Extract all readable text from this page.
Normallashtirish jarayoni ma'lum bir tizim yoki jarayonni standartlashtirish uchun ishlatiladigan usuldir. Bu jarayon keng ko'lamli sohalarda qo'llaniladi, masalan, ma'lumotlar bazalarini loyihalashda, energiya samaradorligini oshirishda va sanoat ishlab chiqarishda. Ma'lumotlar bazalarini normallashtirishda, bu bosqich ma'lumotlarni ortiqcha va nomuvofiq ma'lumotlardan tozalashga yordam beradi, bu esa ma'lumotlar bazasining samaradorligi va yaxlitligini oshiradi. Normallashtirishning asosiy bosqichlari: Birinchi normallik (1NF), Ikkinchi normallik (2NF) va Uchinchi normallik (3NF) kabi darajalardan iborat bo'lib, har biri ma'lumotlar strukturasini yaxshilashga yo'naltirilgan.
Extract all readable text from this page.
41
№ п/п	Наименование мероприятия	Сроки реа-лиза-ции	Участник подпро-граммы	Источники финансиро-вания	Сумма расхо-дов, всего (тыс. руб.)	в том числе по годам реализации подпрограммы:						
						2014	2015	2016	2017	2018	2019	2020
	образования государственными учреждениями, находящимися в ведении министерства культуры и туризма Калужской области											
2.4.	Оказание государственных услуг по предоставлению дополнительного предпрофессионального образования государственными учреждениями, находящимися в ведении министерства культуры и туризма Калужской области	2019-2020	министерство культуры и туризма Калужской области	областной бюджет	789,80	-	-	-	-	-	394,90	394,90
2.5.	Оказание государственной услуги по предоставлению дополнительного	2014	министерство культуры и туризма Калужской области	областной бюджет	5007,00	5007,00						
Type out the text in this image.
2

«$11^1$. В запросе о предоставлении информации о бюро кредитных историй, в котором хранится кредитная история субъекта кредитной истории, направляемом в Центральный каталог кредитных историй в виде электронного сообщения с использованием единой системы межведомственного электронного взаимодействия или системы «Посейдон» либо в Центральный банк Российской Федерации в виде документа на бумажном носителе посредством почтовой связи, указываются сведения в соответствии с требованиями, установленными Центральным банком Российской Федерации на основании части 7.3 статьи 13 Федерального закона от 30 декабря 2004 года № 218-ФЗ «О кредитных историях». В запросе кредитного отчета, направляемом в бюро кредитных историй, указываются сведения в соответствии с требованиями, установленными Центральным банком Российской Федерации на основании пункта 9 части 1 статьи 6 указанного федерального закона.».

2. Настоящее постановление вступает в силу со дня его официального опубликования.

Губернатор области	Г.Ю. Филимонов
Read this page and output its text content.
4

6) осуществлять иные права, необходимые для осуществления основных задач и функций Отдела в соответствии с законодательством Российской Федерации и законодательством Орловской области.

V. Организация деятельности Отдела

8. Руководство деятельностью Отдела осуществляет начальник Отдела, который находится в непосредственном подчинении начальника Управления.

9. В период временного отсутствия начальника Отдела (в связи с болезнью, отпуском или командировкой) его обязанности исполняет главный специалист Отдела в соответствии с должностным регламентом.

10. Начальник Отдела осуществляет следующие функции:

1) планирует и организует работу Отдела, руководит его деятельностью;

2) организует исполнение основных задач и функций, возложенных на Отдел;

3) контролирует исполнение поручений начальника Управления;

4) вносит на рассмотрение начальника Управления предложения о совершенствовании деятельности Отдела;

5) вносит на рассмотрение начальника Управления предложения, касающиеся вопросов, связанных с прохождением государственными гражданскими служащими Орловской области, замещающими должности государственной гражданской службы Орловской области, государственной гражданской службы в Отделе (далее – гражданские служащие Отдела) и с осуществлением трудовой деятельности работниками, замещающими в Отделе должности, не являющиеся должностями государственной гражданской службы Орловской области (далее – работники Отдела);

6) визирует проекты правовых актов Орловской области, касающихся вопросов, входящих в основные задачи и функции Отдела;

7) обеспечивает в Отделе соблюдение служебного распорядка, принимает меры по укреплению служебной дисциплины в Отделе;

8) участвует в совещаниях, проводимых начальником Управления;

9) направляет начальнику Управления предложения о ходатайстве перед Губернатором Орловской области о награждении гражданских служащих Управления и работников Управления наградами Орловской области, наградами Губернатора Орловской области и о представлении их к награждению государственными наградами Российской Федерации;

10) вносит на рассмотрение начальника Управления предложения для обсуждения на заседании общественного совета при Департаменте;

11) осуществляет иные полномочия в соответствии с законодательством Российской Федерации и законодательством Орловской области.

*Your instructions*. Set down every line of the listing above again, exactly as given.

*Complete response*.
Extract all readable text from this page.
Normallashtirish jarayoni ma'lum bir tizim yoki jarayonni standartlashtirish uchun ishlatiladigan usuldir. Bu jarayon keng ko'lamli sohalarda qo'llaniladi, masalan, ma'lumotlar bazalarini loyihalashda, energiya samaradorligini oshirishda va sanoat ishlab chiqarishda. Ma'lumotlar bazalarini normallashtirishda, bu bosqich ma'lumotlarni ortiqcha va nomuvofiq ma'lumotlardan tozalashga yordam beradi, bu esa ma'lumotlar bazasining samaradorligi va yaxlitligini oshiradi. Normallashtirishning asosiy bosqichlari: Birinchi normallik (1NF), Ikkinchi normallik (2NF) va Uchinchi normallik (3NF) kabi darajalardan iborat bo'lib, har biri ma'lumotlar strukturasini yaxshilashga yo'naltirilgan.
Extract all readable text from this page.
41
№ п/п	Наименование мероприятия	Сроки реа-лиза-ции	Участник подпро-граммы	Источники финансиро-вания	Сумма расхо-дов, всего (тыс. руб.)	в том числе по годам реализации подпрограммы:						
						2014	2015	2016	2017	2018	2019	2020
	образования государственными учреждениями, находящимися в ведении министерства культуры и туризма Калужской области											
2.4.	Оказание государственных услуг по предоставлению дополнительного предпрофессионального образования государственными учреждениями, находящимися в ведении министерства культуры и туризма Калужской области	2019-2020	министерство культуры и туризма Калужской области	областной бюджет	789,80	-	-	-	-	-	394,90	394,90
2.5.	Оказание государственной услуги по предоставлению дополнительного	2014	министерство культуры и туризма Калужской области	областной бюджет	5007,00	5007,00						
Type out the text in this image.
2

«$11^1$. В запросе о предоставлении информации о бюро кредитных историй, в котором хранится кредитная история субъекта кредитной истории, направляемом в Центральный каталог кредитных историй в виде электронного сообщения с использованием единой системы межведомственного электронного взаимодействия или системы «Посейдон» либо в Центральный банк Российской Федерации в виде документа на бумажном носителе посредством почтовой связи, указываются сведения в соответствии с требованиями, установленными Центральным банком Российской Федерации на основании части 7.3 статьи 13 Федерального закона от 30 декабря 2004 года № 218-ФЗ «О кредитных историях». В запросе кредитного отчета, направляемом в бюро кредитных историй, указываются сведения в соответствии с требованиями, установленными Центральным банком Российской Федерации на основании пункта 9 части 1 статьи 6 указанного федерального закона.».

2. Настоящее постановление вступает в силу со дня его официального опубликования.

Губернатор области	Г.Ю. Филимонов
Read this page and output its text content.
4

6) осуществлять иные права, необходимые для осуществления основных задач и функций Отдела в соответствии с законодательством Российской Федерации и законодательством Орловской области.

V. Организация деятельности Отдела

8. Руководство деятельностью Отдела осуществляет начальник Отдела, который находится в непосредственном подчинении начальника Управления.

9. В период временного отсутствия начальника Отдела (в связи с болезнью, отпуском или командировкой) его обязанности исполняет главный специалист Отдела в соответствии с должностным регламентом.

10. Начальник Отдела осуществляет следующие функции:

1) планирует и организует работу Отдела, руководит его деятельностью;

2) организует исполнение основных задач и функций, возложенных на Отдел;

3) контролирует исполнение поручений начальника Управления;

4) вносит на рассмотрение начальника Управления предложения о совершенствовании деятельности Отдела;

5) вносит на рассмотрение начальника Управления предложения, касающиеся вопросов, связанных с прохождением государственными гражданскими служащими Орловской области, замещающими должности государственной гражданской службы Орловской области, государственной гражданской службы в Отделе (далее – гражданские служащие Отдела) и с осуществлением трудовой деятельности работниками, замещающими в Отделе должности, не являющиеся должностями государственной гражданской службы Орловской области (далее – работники Отдела);

6) визирует проекты правовых актов Орловской области, касающихся вопросов, входящих в основные задачи и функции Отдела;

7) обеспечивает в Отделе соблюдение служебного распорядка, принимает меры по укреплению служебной дисциплины в Отделе;

8) участвует в совещаниях, проводимых начальником Управления;

9) направляет начальнику Управления предложения о ходатайстве перед Губернатором Орловской области о награждении гражданских служащих Управления и работников Управления наградами Орловской области, наградами Губернатора Орловской области и о представлении их к награждению государственными наградами Российской Федерации;

10) вносит на рассмотрение начальника Управления предложения для обсуждения на заседании общественного совета при Департаменте;

11) осуществляет иные полномочия в соответствии с законодательством Российской Федерации и законодательством Орловской области.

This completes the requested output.